_DIRECTIONS FOR THIS TASK_: Reproduce the full listing below unchanged, apart from the pictures.

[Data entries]
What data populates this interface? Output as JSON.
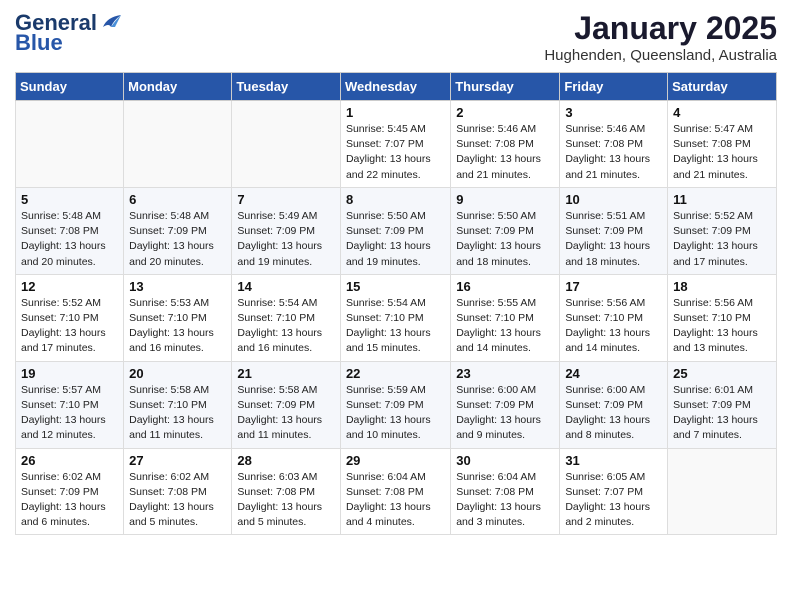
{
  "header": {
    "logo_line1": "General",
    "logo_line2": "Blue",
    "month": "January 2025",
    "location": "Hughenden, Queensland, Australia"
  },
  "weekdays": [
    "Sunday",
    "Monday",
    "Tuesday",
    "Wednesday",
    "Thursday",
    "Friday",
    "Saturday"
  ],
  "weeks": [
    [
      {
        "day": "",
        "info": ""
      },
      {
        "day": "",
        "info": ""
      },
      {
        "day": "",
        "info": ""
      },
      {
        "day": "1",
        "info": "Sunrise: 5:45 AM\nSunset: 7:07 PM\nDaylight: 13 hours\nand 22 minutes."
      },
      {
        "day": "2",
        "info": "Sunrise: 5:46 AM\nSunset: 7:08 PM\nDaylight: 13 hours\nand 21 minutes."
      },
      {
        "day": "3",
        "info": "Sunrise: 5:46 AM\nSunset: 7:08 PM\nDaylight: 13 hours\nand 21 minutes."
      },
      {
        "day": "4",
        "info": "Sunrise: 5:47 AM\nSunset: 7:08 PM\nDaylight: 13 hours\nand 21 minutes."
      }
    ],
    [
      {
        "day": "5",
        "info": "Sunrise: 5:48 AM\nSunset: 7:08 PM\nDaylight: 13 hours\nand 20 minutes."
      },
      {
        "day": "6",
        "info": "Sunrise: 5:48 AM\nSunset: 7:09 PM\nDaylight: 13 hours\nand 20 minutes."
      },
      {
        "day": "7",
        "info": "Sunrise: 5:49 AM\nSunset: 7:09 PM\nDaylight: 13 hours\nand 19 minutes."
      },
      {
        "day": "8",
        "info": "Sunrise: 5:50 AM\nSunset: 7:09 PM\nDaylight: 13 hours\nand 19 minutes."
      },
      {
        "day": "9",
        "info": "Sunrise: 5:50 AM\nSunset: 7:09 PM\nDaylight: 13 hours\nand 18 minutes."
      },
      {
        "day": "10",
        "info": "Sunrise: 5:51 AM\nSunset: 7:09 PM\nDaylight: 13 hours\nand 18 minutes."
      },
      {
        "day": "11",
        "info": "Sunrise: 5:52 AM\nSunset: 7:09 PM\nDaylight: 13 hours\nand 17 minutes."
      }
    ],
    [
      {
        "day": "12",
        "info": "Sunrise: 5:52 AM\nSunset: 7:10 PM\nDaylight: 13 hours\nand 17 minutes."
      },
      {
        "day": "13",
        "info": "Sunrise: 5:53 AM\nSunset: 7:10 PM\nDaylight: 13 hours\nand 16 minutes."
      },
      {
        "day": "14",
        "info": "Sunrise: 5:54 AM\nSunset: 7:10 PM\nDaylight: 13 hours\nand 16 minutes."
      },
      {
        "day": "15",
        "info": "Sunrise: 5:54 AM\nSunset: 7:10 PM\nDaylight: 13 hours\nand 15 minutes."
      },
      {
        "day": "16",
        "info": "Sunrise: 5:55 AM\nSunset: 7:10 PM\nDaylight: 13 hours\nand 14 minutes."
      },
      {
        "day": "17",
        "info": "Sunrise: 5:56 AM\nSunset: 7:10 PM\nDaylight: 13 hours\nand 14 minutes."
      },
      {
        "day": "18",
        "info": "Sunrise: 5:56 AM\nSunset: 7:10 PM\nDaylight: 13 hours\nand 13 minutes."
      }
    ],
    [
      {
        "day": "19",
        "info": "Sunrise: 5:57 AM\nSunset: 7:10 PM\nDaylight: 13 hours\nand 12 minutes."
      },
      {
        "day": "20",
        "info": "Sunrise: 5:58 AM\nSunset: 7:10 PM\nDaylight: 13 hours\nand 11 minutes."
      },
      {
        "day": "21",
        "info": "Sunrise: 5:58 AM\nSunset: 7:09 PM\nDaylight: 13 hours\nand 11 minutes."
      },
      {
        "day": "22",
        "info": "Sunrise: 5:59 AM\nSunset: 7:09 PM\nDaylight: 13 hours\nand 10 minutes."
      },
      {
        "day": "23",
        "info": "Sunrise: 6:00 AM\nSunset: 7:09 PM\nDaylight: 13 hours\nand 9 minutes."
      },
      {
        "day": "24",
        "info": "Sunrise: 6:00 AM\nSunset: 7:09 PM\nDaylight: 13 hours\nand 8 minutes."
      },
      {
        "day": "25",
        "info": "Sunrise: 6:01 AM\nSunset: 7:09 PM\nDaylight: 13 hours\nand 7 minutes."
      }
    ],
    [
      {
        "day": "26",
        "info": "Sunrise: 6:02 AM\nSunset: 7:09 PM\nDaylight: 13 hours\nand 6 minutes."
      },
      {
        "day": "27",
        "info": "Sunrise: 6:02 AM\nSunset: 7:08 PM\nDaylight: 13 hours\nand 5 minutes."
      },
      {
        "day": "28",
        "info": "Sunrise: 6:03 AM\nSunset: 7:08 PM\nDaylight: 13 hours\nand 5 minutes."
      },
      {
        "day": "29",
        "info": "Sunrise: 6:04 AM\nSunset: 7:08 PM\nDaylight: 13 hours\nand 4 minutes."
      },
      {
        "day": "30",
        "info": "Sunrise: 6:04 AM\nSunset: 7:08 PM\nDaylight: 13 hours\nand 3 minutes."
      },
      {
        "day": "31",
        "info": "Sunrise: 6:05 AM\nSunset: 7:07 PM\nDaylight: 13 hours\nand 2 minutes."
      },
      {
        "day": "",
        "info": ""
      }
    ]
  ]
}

_COMPLETE ANSWER_:
What data populates this interface? Output as JSON.
{
  "header": {
    "logo_line1": "General",
    "logo_line2": "Blue",
    "month": "January 2025",
    "location": "Hughenden, Queensland, Australia"
  },
  "weekdays": [
    "Sunday",
    "Monday",
    "Tuesday",
    "Wednesday",
    "Thursday",
    "Friday",
    "Saturday"
  ],
  "weeks": [
    [
      {
        "day": "",
        "info": ""
      },
      {
        "day": "",
        "info": ""
      },
      {
        "day": "",
        "info": ""
      },
      {
        "day": "1",
        "info": "Sunrise: 5:45 AM\nSunset: 7:07 PM\nDaylight: 13 hours\nand 22 minutes."
      },
      {
        "day": "2",
        "info": "Sunrise: 5:46 AM\nSunset: 7:08 PM\nDaylight: 13 hours\nand 21 minutes."
      },
      {
        "day": "3",
        "info": "Sunrise: 5:46 AM\nSunset: 7:08 PM\nDaylight: 13 hours\nand 21 minutes."
      },
      {
        "day": "4",
        "info": "Sunrise: 5:47 AM\nSunset: 7:08 PM\nDaylight: 13 hours\nand 21 minutes."
      }
    ],
    [
      {
        "day": "5",
        "info": "Sunrise: 5:48 AM\nSunset: 7:08 PM\nDaylight: 13 hours\nand 20 minutes."
      },
      {
        "day": "6",
        "info": "Sunrise: 5:48 AM\nSunset: 7:09 PM\nDaylight: 13 hours\nand 20 minutes."
      },
      {
        "day": "7",
        "info": "Sunrise: 5:49 AM\nSunset: 7:09 PM\nDaylight: 13 hours\nand 19 minutes."
      },
      {
        "day": "8",
        "info": "Sunrise: 5:50 AM\nSunset: 7:09 PM\nDaylight: 13 hours\nand 19 minutes."
      },
      {
        "day": "9",
        "info": "Sunrise: 5:50 AM\nSunset: 7:09 PM\nDaylight: 13 hours\nand 18 minutes."
      },
      {
        "day": "10",
        "info": "Sunrise: 5:51 AM\nSunset: 7:09 PM\nDaylight: 13 hours\nand 18 minutes."
      },
      {
        "day": "11",
        "info": "Sunrise: 5:52 AM\nSunset: 7:09 PM\nDaylight: 13 hours\nand 17 minutes."
      }
    ],
    [
      {
        "day": "12",
        "info": "Sunrise: 5:52 AM\nSunset: 7:10 PM\nDaylight: 13 hours\nand 17 minutes."
      },
      {
        "day": "13",
        "info": "Sunrise: 5:53 AM\nSunset: 7:10 PM\nDaylight: 13 hours\nand 16 minutes."
      },
      {
        "day": "14",
        "info": "Sunrise: 5:54 AM\nSunset: 7:10 PM\nDaylight: 13 hours\nand 16 minutes."
      },
      {
        "day": "15",
        "info": "Sunrise: 5:54 AM\nSunset: 7:10 PM\nDaylight: 13 hours\nand 15 minutes."
      },
      {
        "day": "16",
        "info": "Sunrise: 5:55 AM\nSunset: 7:10 PM\nDaylight: 13 hours\nand 14 minutes."
      },
      {
        "day": "17",
        "info": "Sunrise: 5:56 AM\nSunset: 7:10 PM\nDaylight: 13 hours\nand 14 minutes."
      },
      {
        "day": "18",
        "info": "Sunrise: 5:56 AM\nSunset: 7:10 PM\nDaylight: 13 hours\nand 13 minutes."
      }
    ],
    [
      {
        "day": "19",
        "info": "Sunrise: 5:57 AM\nSunset: 7:10 PM\nDaylight: 13 hours\nand 12 minutes."
      },
      {
        "day": "20",
        "info": "Sunrise: 5:58 AM\nSunset: 7:10 PM\nDaylight: 13 hours\nand 11 minutes."
      },
      {
        "day": "21",
        "info": "Sunrise: 5:58 AM\nSunset: 7:09 PM\nDaylight: 13 hours\nand 11 minutes."
      },
      {
        "day": "22",
        "info": "Sunrise: 5:59 AM\nSunset: 7:09 PM\nDaylight: 13 hours\nand 10 minutes."
      },
      {
        "day": "23",
        "info": "Sunrise: 6:00 AM\nSunset: 7:09 PM\nDaylight: 13 hours\nand 9 minutes."
      },
      {
        "day": "24",
        "info": "Sunrise: 6:00 AM\nSunset: 7:09 PM\nDaylight: 13 hours\nand 8 minutes."
      },
      {
        "day": "25",
        "info": "Sunrise: 6:01 AM\nSunset: 7:09 PM\nDaylight: 13 hours\nand 7 minutes."
      }
    ],
    [
      {
        "day": "26",
        "info": "Sunrise: 6:02 AM\nSunset: 7:09 PM\nDaylight: 13 hours\nand 6 minutes."
      },
      {
        "day": "27",
        "info": "Sunrise: 6:02 AM\nSunset: 7:08 PM\nDaylight: 13 hours\nand 5 minutes."
      },
      {
        "day": "28",
        "info": "Sunrise: 6:03 AM\nSunset: 7:08 PM\nDaylight: 13 hours\nand 5 minutes."
      },
      {
        "day": "29",
        "info": "Sunrise: 6:04 AM\nSunset: 7:08 PM\nDaylight: 13 hours\nand 4 minutes."
      },
      {
        "day": "30",
        "info": "Sunrise: 6:04 AM\nSunset: 7:08 PM\nDaylight: 13 hours\nand 3 minutes."
      },
      {
        "day": "31",
        "info": "Sunrise: 6:05 AM\nSunset: 7:07 PM\nDaylight: 13 hours\nand 2 minutes."
      },
      {
        "day": "",
        "info": ""
      }
    ]
  ]
}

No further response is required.